Stated task
In the material below, the lines containing the word "online" are required; copy each of them.

+ + + + +

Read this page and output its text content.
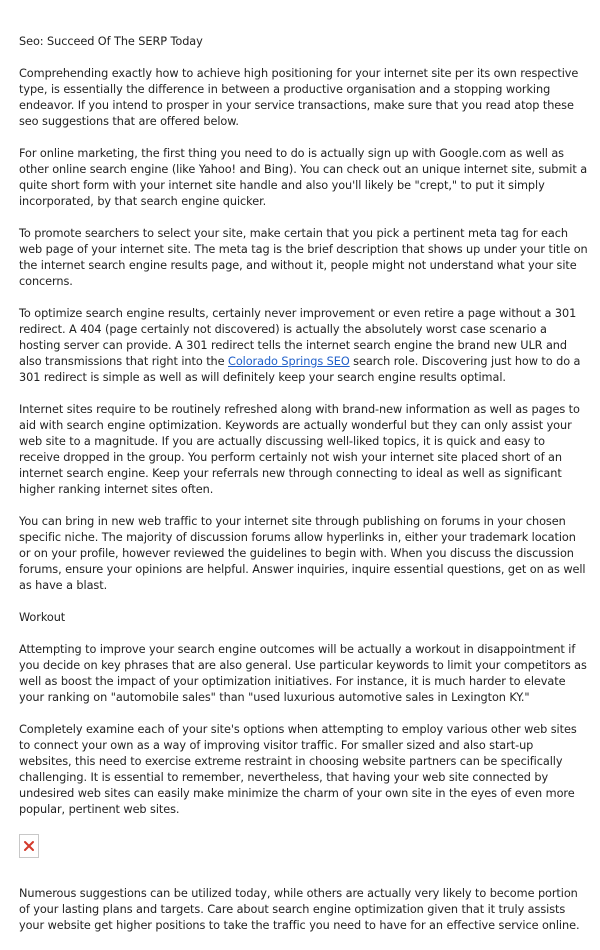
Seo: Succeed Of The SERP Today

Comprehending exactly how to achieve high positioning for your internet site per its own respective type, is essentially the difference in between a productive organisation and a stopping working endeavor. If you intend to prosper in your service transactions, make sure that you read atop these seo suggestions that are offered below.

For online marketing, the first thing you need to do is actually sign up with Google.com as well as other online search engine (like Yahoo! and Bing). You can check out an unique internet site, submit a quite short form with your internet site handle and also you'll likely be "crept," to put it simply incorporated, by that search engine quicker.

To promote searchers to select your site, make certain that you pick a pertinent meta tag for each web page of your internet site. The meta tag is the brief description that shows up under your title on the internet search engine results page, and without it, people might not understand what your site concerns.

To optimize search engine results, certainly never improvement or even retire a page without a 301 redirect. A 404 (page certainly not discovered) is actually the absolutely worst case scenario a hosting server can provide. A 301 redirect tells the internet search engine the brand new ULR and also transmissions that right into the Colorado Springs SEO search role. Discovering just how to do a 301 redirect is simple as well as will definitely keep your search engine results optimal.

Internet sites require to be routinely refreshed along with brand-new information as well as pages to aid with search engine optimization. Keywords are actually wonderful but they can only assist your web site to a magnitude. If you are actually discussing well-liked topics, it is quick and easy to receive dropped in the group. You perform certainly not wish your internet site placed short of an internet search engine. Keep your referrals new through connecting to ideal as well as significant higher ranking internet sites often.

You can bring in new web traffic to your internet site through publishing on forums in your chosen specific niche. The majority of discussion forums allow hyperlinks in, either your trademark location or on your profile, however reviewed the guidelines to begin with. When you discuss the discussion forums, ensure your opinions are helpful. Answer inquiries, inquire essential questions, get on as well as have a blast.

Workout

Attempting to improve your search engine outcomes will be actually a workout in disappointment if you decide on key phrases that are also general. Use particular keywords to limit your competitors as well as boost the impact of your optimization initiatives. For instance, it is much harder to elevate your ranking on "automobile sales" than "used luxurious automotive sales in Lexington KY."

Completely examine each of your site's options when attempting to employ various other web sites to connect your own as a way of improving visitor traffic. For smaller sized and also start-up websites, this need to exercise extreme restraint in choosing website partners can be specifically challenging. It is essential to remember, nevertheless, that having your web site connected by undesired web sites can easily make minimize the charm of your own site in the eyes of even more popular, pertinent web sites.

Numerous suggestions can be utilized today, while others are actually very likely to become portion of your lasting plans and targets. Care about search engine optimization given that it truly assists your website get higher positions to take the traffic you need to have for an effective service online.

+ + + + +

Task output
For online marketing, the first thing you need to do is actually sign up with Google.com as well as other online search engine (like Yahoo! and Bing). You can check out an unique internet site, submit a quite short form with your internet site handle and also you'll likely be "crept," to put it simply incorporated, by that search engine quicker.
Numerous suggestions can be utilized today, while others are actually very likely to become portion of your lasting plans and targets. Care about search engine optimization given that it truly assists your website get higher positions to take the traffic you need to have for an effective service online.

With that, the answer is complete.